Work to do
Go through the lines below and copy each one that holds the string "раннего".

Data
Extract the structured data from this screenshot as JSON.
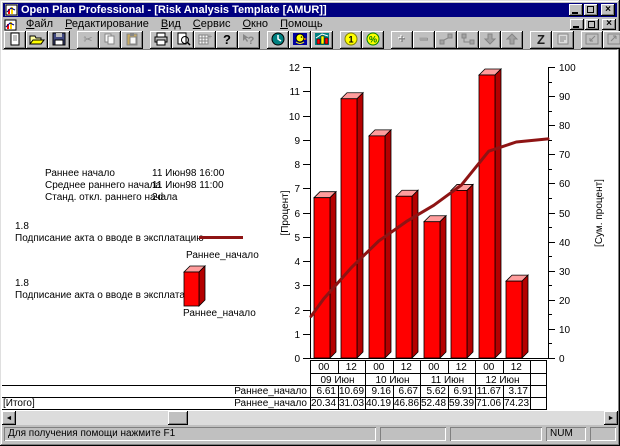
{
  "titlebar": {
    "title": "Open Plan Professional - [Risk Analysis Template [AMUR]]"
  },
  "menubar": {
    "items": [
      "Файл",
      "Редактирование",
      "Вид",
      "Сервис",
      "Окно",
      "Помощь"
    ]
  },
  "toolbar": {
    "buttons": [
      {
        "name": "new-document",
        "group": 1,
        "enabled": true
      },
      {
        "name": "open-file",
        "group": 1,
        "enabled": true
      },
      {
        "name": "save-file",
        "group": 1,
        "enabled": true
      },
      {
        "name": "cut",
        "group": 2,
        "enabled": false
      },
      {
        "name": "copy",
        "group": 2,
        "enabled": false
      },
      {
        "name": "paste",
        "group": 2,
        "enabled": false
      },
      {
        "name": "print",
        "group": 3,
        "enabled": true
      },
      {
        "name": "print-preview",
        "group": 3,
        "enabled": true
      },
      {
        "name": "insert-table",
        "group": 3,
        "enabled": false
      },
      {
        "name": "help",
        "group": 3,
        "enabled": true
      },
      {
        "name": "context-help",
        "group": 3,
        "enabled": false
      },
      {
        "name": "time-analysis",
        "group": 4,
        "enabled": true
      },
      {
        "name": "resource-analysis",
        "group": 4,
        "enabled": true
      },
      {
        "name": "risk-analysis",
        "group": 4,
        "enabled": true
      },
      {
        "name": "cost-analysis",
        "group": 5,
        "enabled": true
      },
      {
        "name": "percent-complete",
        "group": 5,
        "enabled": true
      },
      {
        "name": "add-activity",
        "group": 6,
        "enabled": false
      },
      {
        "name": "delete-activity",
        "group": 6,
        "enabled": false
      },
      {
        "name": "link-activities",
        "group": 6,
        "enabled": false
      },
      {
        "name": "unlink-activities",
        "group": 6,
        "enabled": false
      },
      {
        "name": "move-down",
        "group": 6,
        "enabled": false
      },
      {
        "name": "move-up",
        "group": 6,
        "enabled": false
      },
      {
        "name": "zoom",
        "group": 7,
        "enabled": true
      },
      {
        "name": "notes",
        "group": 7,
        "enabled": false
      },
      {
        "name": "shrink-window",
        "group": 8,
        "enabled": false
      },
      {
        "name": "expand-window",
        "group": 8,
        "enabled": false
      }
    ]
  },
  "stats": {
    "rows": [
      {
        "label": "Раннее начало",
        "value": "11 Июн98 16:00"
      },
      {
        "label": "Среднее раннего начала",
        "value": "11 Июн98 11:00"
      },
      {
        "label": "Станд. откл.  раннего начала",
        "value": "2d"
      }
    ]
  },
  "legends": [
    {
      "value": "1.8",
      "label": "Подписание акта о вводе в эксплатацию",
      "series": "Раннее_начало",
      "marker": "line"
    },
    {
      "value": "1.8",
      "label": "Подписание акта о вводе в эксплатацию",
      "series": "Раннее_начало",
      "marker": "bar"
    }
  ],
  "chart_data": {
    "type": "bar",
    "x_time_labels": [
      "00",
      "12",
      "00",
      "12",
      "00",
      "12",
      "00",
      "12"
    ],
    "x_date_groups": [
      "09 Июн",
      "10 Июн",
      "11 Июн",
      "12 Июн"
    ],
    "series": [
      {
        "name": "Раннее_начало",
        "type": "bar",
        "axis": "left",
        "values": [
          6.61,
          10.69,
          9.16,
          6.67,
          5.62,
          6.91,
          11.67,
          3.17
        ]
      },
      {
        "name": "Раннее_начало",
        "type": "line",
        "axis": "right",
        "values": [
          20.34,
          31.03,
          40.19,
          46.86,
          52.48,
          59.39,
          71.06,
          74.23
        ]
      }
    ],
    "line_extends": {
      "start_pct": 14.3,
      "end_pct": 75.3
    },
    "ylabel_left": "[Процент]",
    "ylabel_right": "[Сум. процент]",
    "ylim_left": [
      0,
      12
    ],
    "ylim_right": [
      0,
      100
    ],
    "yticks_left": [
      0,
      1,
      2,
      3,
      4,
      5,
      6,
      7,
      8,
      9,
      10,
      11,
      12
    ],
    "yticks_right": [
      0,
      10,
      20,
      30,
      40,
      50,
      60,
      70,
      80,
      90,
      100
    ],
    "colors": {
      "bar_front": "#ff0000",
      "bar_top": "#ff9d9d",
      "bar_side": "#b40000",
      "line": "#8e1414"
    }
  },
  "table": {
    "row1_series": "Раннее_начало",
    "row2_label": "[Итого]",
    "row2_series": "Раннее_начало"
  },
  "statusbar": {
    "help_text": "Для получения помощи нажмите F1",
    "num_indicator": "NUM"
  }
}
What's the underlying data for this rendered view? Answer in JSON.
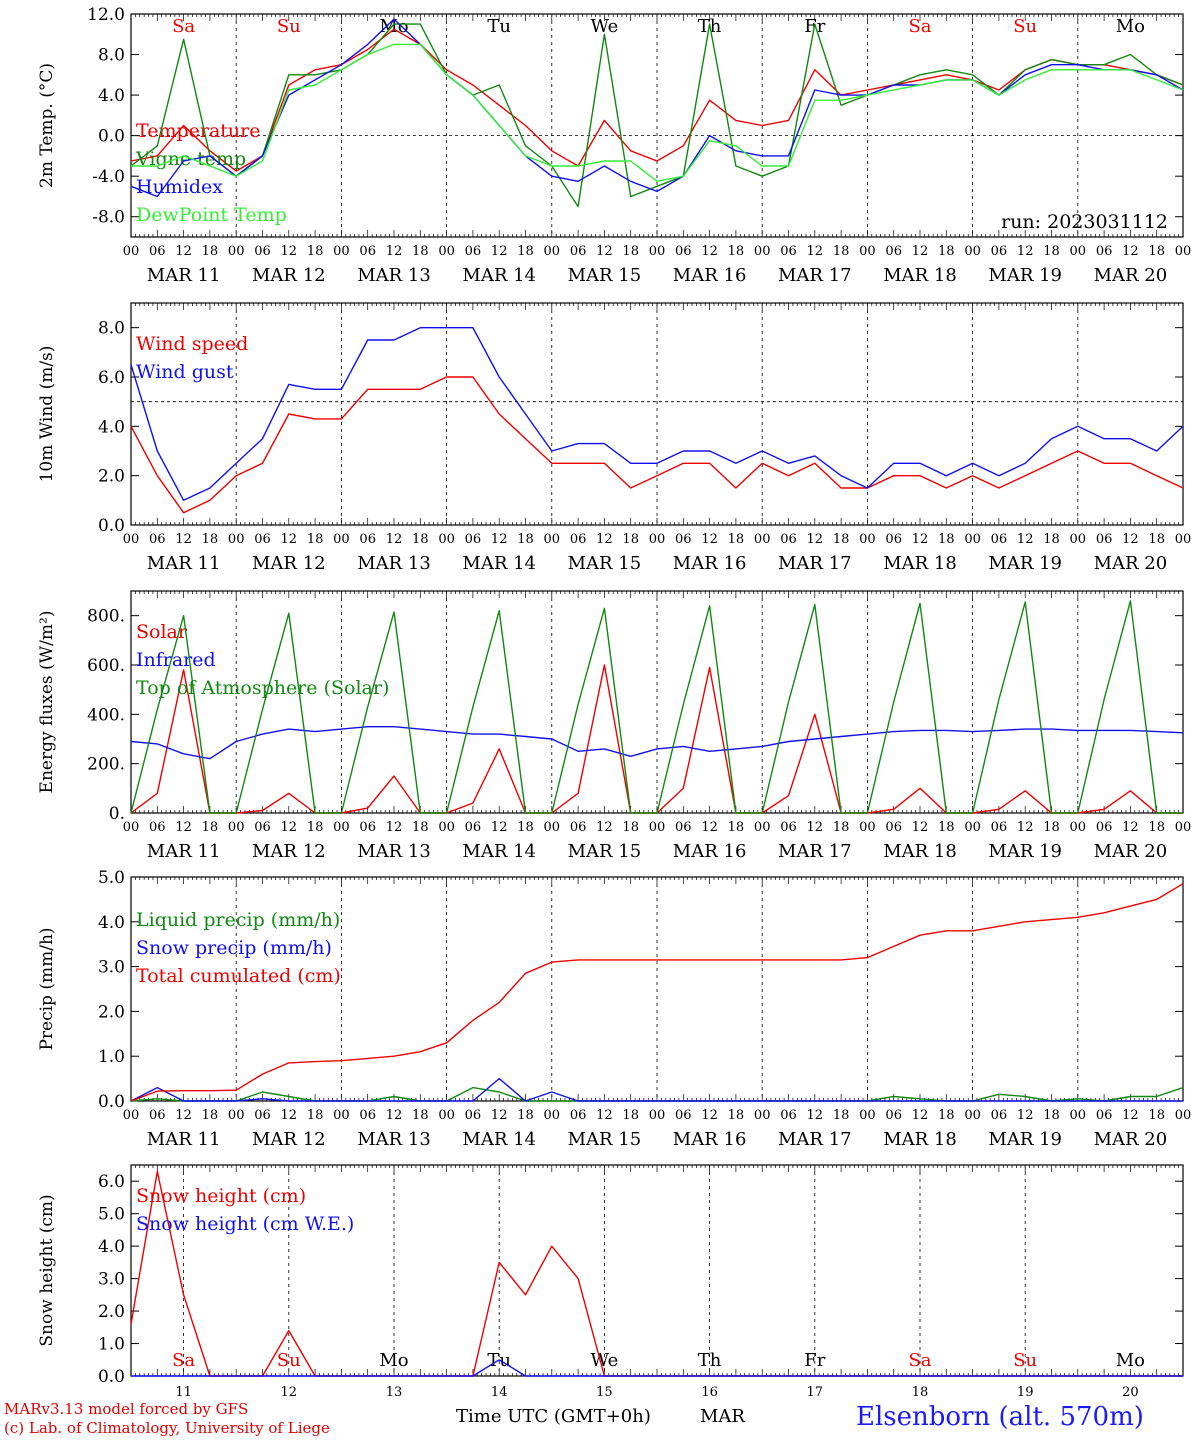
{
  "colors": {
    "red": "#ee0000",
    "green": "#118811",
    "blue": "#1010ee",
    "lightgreen": "#33ee33"
  },
  "x_hour_labels": [
    "00",
    "06",
    "12",
    "18"
  ],
  "date_labels": [
    "MAR 11",
    "MAR 12",
    "MAR 13",
    "MAR 14",
    "MAR 15",
    "MAR 16",
    "MAR 17",
    "MAR 18",
    "MAR 19",
    "MAR 20"
  ],
  "day_names": [
    {
      "label": "Sa",
      "weekend": true
    },
    {
      "label": "Su",
      "weekend": true
    },
    {
      "label": "Mo",
      "weekend": false
    },
    {
      "label": "Tu",
      "weekend": false
    },
    {
      "label": "We",
      "weekend": false
    },
    {
      "label": "Th",
      "weekend": false
    },
    {
      "label": "Fr",
      "weekend": false
    },
    {
      "label": "Sa",
      "weekend": true
    },
    {
      "label": "Su",
      "weekend": true
    },
    {
      "label": "Mo",
      "weekend": false
    }
  ],
  "bottom_day_numbers": [
    "11",
    "12",
    "13",
    "14",
    "15",
    "16",
    "17",
    "18",
    "19",
    "20"
  ],
  "footer": {
    "credit_line1": "MARv3.13 model forced by GFS",
    "credit_line2": "(c) Lab. of Climatology, University of Liege",
    "x_title": "Time UTC (GMT+0h)",
    "month": "MAR",
    "station": "Elsenborn (alt. 570m)"
  },
  "chart_data": [
    {
      "type": "line",
      "ylabel": "2m Temp. (°C)",
      "ylim": [
        -10,
        12
      ],
      "yticks": [
        "12.0",
        "8.0",
        "4.0",
        "0.0",
        "-4.0",
        "-8.0"
      ],
      "hline": 0,
      "annotation": "run: 2023031112",
      "x_days": [
        0,
        0.25,
        0.5,
        0.75,
        1,
        1.25,
        1.5,
        1.75,
        2,
        2.25,
        2.5,
        2.75,
        3,
        3.25,
        3.5,
        3.75,
        4,
        4.25,
        4.5,
        4.75,
        5,
        5.25,
        5.5,
        5.75,
        6,
        6.25,
        6.5,
        6.75,
        7,
        7.25,
        7.5,
        7.75,
        8,
        8.25,
        8.5,
        8.75,
        9,
        9.25,
        9.5,
        9.75,
        10
      ],
      "series": [
        {
          "name": "Temperature",
          "color": "red",
          "values": [
            -2.5,
            -2,
            1,
            -1.5,
            -3.5,
            -2,
            5,
            6.5,
            7,
            8.5,
            10.5,
            9,
            6.5,
            5,
            3,
            1,
            -1.5,
            -3,
            1.5,
            -1.5,
            -2.5,
            -1,
            3.5,
            1.5,
            1,
            1.5,
            6.5,
            4,
            4.5,
            5,
            5.5,
            6,
            5.5,
            4.5,
            6.5,
            7.5,
            7,
            7,
            6.5,
            6,
            5
          ]
        },
        {
          "name": "Vigne temp",
          "color": "green",
          "values": [
            -3,
            -1,
            9.5,
            -2,
            -4,
            -2,
            6,
            6,
            6.5,
            8,
            11,
            11,
            6,
            4,
            5,
            -1,
            -3,
            -7,
            10,
            -6,
            -5,
            -4,
            11,
            -3,
            -4,
            -3,
            11,
            3,
            4,
            5,
            6,
            6.5,
            6,
            4,
            6.5,
            7.5,
            7,
            7,
            8,
            6,
            5
          ]
        },
        {
          "name": "Humidex",
          "color": "blue",
          "values": [
            -5,
            -6,
            -2.5,
            -2,
            -4,
            -2,
            4,
            5.5,
            7,
            9,
            11.5,
            9,
            6,
            4,
            1,
            -2,
            -4,
            -4.5,
            -3,
            -4.5,
            -5.5,
            -4,
            0,
            -1.5,
            -2,
            -2,
            4.5,
            4,
            4,
            5,
            5,
            5.5,
            5.5,
            4,
            6,
            7,
            7,
            6.5,
            6.5,
            6,
            4.5
          ]
        },
        {
          "name": "DewPoint Temp",
          "color": "lightgreen",
          "values": [
            -3,
            -3,
            -2,
            -3,
            -4,
            -2.5,
            4.5,
            5,
            6.5,
            8,
            9,
            9,
            6,
            4,
            1,
            -2,
            -3,
            -3,
            -2.5,
            -2.5,
            -4.5,
            -4,
            -0.5,
            -1,
            -3,
            -3,
            3.5,
            3.5,
            4,
            4.5,
            5,
            5.5,
            5.5,
            4,
            5.5,
            6.5,
            6.5,
            6.5,
            6.5,
            5.5,
            4.5
          ]
        }
      ]
    },
    {
      "type": "line",
      "ylabel": "10m Wind (m/s)",
      "ylim": [
        0,
        9
      ],
      "yticks": [
        "8.0",
        "6.0",
        "4.0",
        "2.0",
        "0.0"
      ],
      "hline": 5,
      "x_days": [
        0,
        0.25,
        0.5,
        0.75,
        1,
        1.25,
        1.5,
        1.75,
        2,
        2.25,
        2.5,
        2.75,
        3,
        3.25,
        3.5,
        3.75,
        4,
        4.25,
        4.5,
        4.75,
        5,
        5.25,
        5.5,
        5.75,
        6,
        6.25,
        6.5,
        6.75,
        7,
        7.25,
        7.5,
        7.75,
        8,
        8.25,
        8.5,
        8.75,
        9,
        9.25,
        9.5,
        9.75,
        10
      ],
      "series": [
        {
          "name": "Wind speed",
          "color": "red",
          "values": [
            4,
            2,
            0.5,
            1,
            2,
            2.5,
            4.5,
            4.3,
            4.3,
            5.5,
            5.5,
            5.5,
            6,
            6,
            4.5,
            3.5,
            2.5,
            2.5,
            2.5,
            1.5,
            2,
            2.5,
            2.5,
            1.5,
            2.5,
            2,
            2.5,
            1.5,
            1.5,
            2,
            2,
            1.5,
            2,
            1.5,
            2,
            2.5,
            3,
            2.5,
            2.5,
            2,
            1.5
          ]
        },
        {
          "name": "Wind gust",
          "color": "blue",
          "values": [
            6.5,
            3,
            1,
            1.5,
            2.5,
            3.5,
            5.7,
            5.5,
            5.5,
            7.5,
            7.5,
            8,
            8,
            8,
            6,
            4.5,
            3,
            3.3,
            3.3,
            2.5,
            2.5,
            3,
            3,
            2.5,
            3,
            2.5,
            2.8,
            2,
            1.5,
            2.5,
            2.5,
            2,
            2.5,
            2,
            2.5,
            3.5,
            4,
            3.5,
            3.5,
            3,
            4
          ]
        }
      ]
    },
    {
      "type": "line",
      "ylabel": "Energy fluxes (W/m²)",
      "ylim": [
        0,
        900
      ],
      "yticks": [
        "800.",
        "600.",
        "400.",
        "200.",
        "0."
      ],
      "x_days": [
        0,
        0.25,
        0.5,
        0.75,
        1,
        1.25,
        1.5,
        1.75,
        2,
        2.25,
        2.5,
        2.75,
        3,
        3.25,
        3.5,
        3.75,
        4,
        4.25,
        4.5,
        4.75,
        5,
        5.25,
        5.5,
        5.75,
        6,
        6.25,
        6.5,
        6.75,
        7,
        7.25,
        7.5,
        7.75,
        8,
        8.25,
        8.5,
        8.75,
        9,
        9.25,
        9.5,
        9.75,
        10
      ],
      "series": [
        {
          "name": "Solar",
          "color": "red",
          "values": [
            0,
            80,
            580,
            0,
            0,
            10,
            80,
            0,
            0,
            20,
            150,
            0,
            0,
            40,
            260,
            0,
            0,
            80,
            600,
            0,
            0,
            100,
            590,
            0,
            0,
            70,
            400,
            0,
            0,
            15,
            100,
            0,
            0,
            15,
            90,
            0,
            0,
            15,
            90,
            0,
            0
          ]
        },
        {
          "name": "Infrared",
          "color": "blue",
          "values": [
            290,
            280,
            240,
            220,
            290,
            320,
            340,
            330,
            340,
            350,
            350,
            340,
            330,
            320,
            320,
            310,
            300,
            250,
            260,
            230,
            260,
            270,
            250,
            260,
            270,
            290,
            300,
            310,
            320,
            330,
            335,
            335,
            330,
            335,
            340,
            340,
            335,
            335,
            335,
            330,
            325
          ]
        },
        {
          "name": "Top of Atmosphere (Solar)",
          "color": "green",
          "values": [
            0,
            420,
            800,
            0,
            0,
            420,
            810,
            0,
            0,
            430,
            815,
            0,
            0,
            430,
            820,
            0,
            0,
            440,
            830,
            0,
            0,
            440,
            840,
            0,
            0,
            450,
            845,
            0,
            0,
            450,
            850,
            0,
            0,
            460,
            855,
            0,
            0,
            460,
            860,
            0,
            0
          ]
        }
      ]
    },
    {
      "type": "line",
      "ylabel": "Precip (mm/h)",
      "ylim": [
        0,
        5
      ],
      "yticks": [
        "5.0",
        "4.0",
        "3.0",
        "2.0",
        "1.0",
        "0.0"
      ],
      "x_days": [
        0,
        0.25,
        0.5,
        0.75,
        1,
        1.25,
        1.5,
        1.75,
        2,
        2.25,
        2.5,
        2.75,
        3,
        3.25,
        3.5,
        3.75,
        4,
        4.25,
        4.5,
        4.75,
        5,
        5.25,
        5.5,
        5.75,
        6,
        6.25,
        6.5,
        6.75,
        7,
        7.25,
        7.5,
        7.75,
        8,
        8.25,
        8.5,
        8.75,
        9,
        9.25,
        9.5,
        9.75,
        10
      ],
      "series": [
        {
          "name": "Liquid precip (mm/h)",
          "color": "green",
          "values": [
            0,
            0.05,
            0,
            0,
            0,
            0.2,
            0.1,
            0,
            0,
            0,
            0.1,
            0,
            0,
            0.3,
            0.2,
            0,
            0,
            0,
            0,
            0,
            0,
            0,
            0,
            0,
            0,
            0,
            0,
            0,
            0,
            0.1,
            0.05,
            0,
            0,
            0.15,
            0.1,
            0,
            0.05,
            0,
            0.1,
            0.1,
            0.3
          ]
        },
        {
          "name": "Snow precip (mm/h)",
          "color": "blue",
          "values": [
            0,
            0.3,
            0,
            0,
            0,
            0.05,
            0,
            0,
            0,
            0,
            0,
            0,
            0,
            0,
            0.5,
            0,
            0.2,
            0,
            0,
            0,
            0,
            0,
            0,
            0,
            0,
            0,
            0,
            0,
            0,
            0,
            0,
            0,
            0,
            0,
            0,
            0,
            0,
            0,
            0,
            0,
            0
          ]
        },
        {
          "name": "Total cumulated (cm)",
          "color": "red",
          "values": [
            0,
            0.22,
            0.23,
            0.23,
            0.24,
            0.6,
            0.85,
            0.88,
            0.9,
            0.95,
            1.0,
            1.1,
            1.3,
            1.8,
            2.2,
            2.85,
            3.1,
            3.15,
            3.15,
            3.15,
            3.15,
            3.15,
            3.15,
            3.15,
            3.15,
            3.15,
            3.15,
            3.15,
            3.2,
            3.45,
            3.7,
            3.8,
            3.8,
            3.9,
            4.0,
            4.05,
            4.1,
            4.2,
            4.35,
            4.5,
            4.85
          ]
        }
      ]
    },
    {
      "type": "line",
      "ylabel": "Snow height (cm)",
      "ylim": [
        0,
        6.5
      ],
      "yticks": [
        "6.0",
        "5.0",
        "4.0",
        "3.0",
        "2.0",
        "1.0",
        "0.0"
      ],
      "x_days": [
        0,
        0.25,
        0.5,
        0.75,
        1,
        1.25,
        1.5,
        1.75,
        2,
        2.25,
        2.5,
        2.75,
        3,
        3.25,
        3.5,
        3.75,
        4,
        4.25,
        4.5,
        4.75,
        5,
        5.25,
        5.5,
        5.75,
        6,
        6.25,
        6.5,
        6.75,
        7,
        7.25,
        7.5,
        7.75,
        8,
        8.25,
        8.5,
        8.75,
        9,
        9.25,
        9.5,
        9.75,
        10
      ],
      "series": [
        {
          "name": "Snow height (cm)",
          "color": "red",
          "values": [
            1.6,
            6.3,
            2.5,
            0,
            0,
            0,
            1.4,
            0,
            0,
            0,
            0,
            0,
            0,
            0,
            3.5,
            2.5,
            4.0,
            3.0,
            0,
            0,
            0,
            0,
            0,
            0,
            0,
            0,
            0,
            0,
            0,
            0,
            0,
            0,
            0,
            0,
            0,
            0,
            0,
            0,
            0,
            0,
            0
          ]
        },
        {
          "name": "Snow height (cm W.E.)",
          "color": "blue",
          "values": [
            0,
            0,
            0,
            0,
            0,
            0,
            0,
            0,
            0,
            0,
            0,
            0,
            0,
            0,
            0.5,
            0,
            0,
            0,
            0,
            0,
            0,
            0,
            0,
            0,
            0,
            0,
            0,
            0,
            0,
            0,
            0,
            0,
            0,
            0,
            0,
            0,
            0,
            0,
            0,
            0,
            0
          ]
        }
      ]
    }
  ]
}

The completed task
        "label": "Среднее раннего начала",
        "label": "Станд. откл.  раннего начала",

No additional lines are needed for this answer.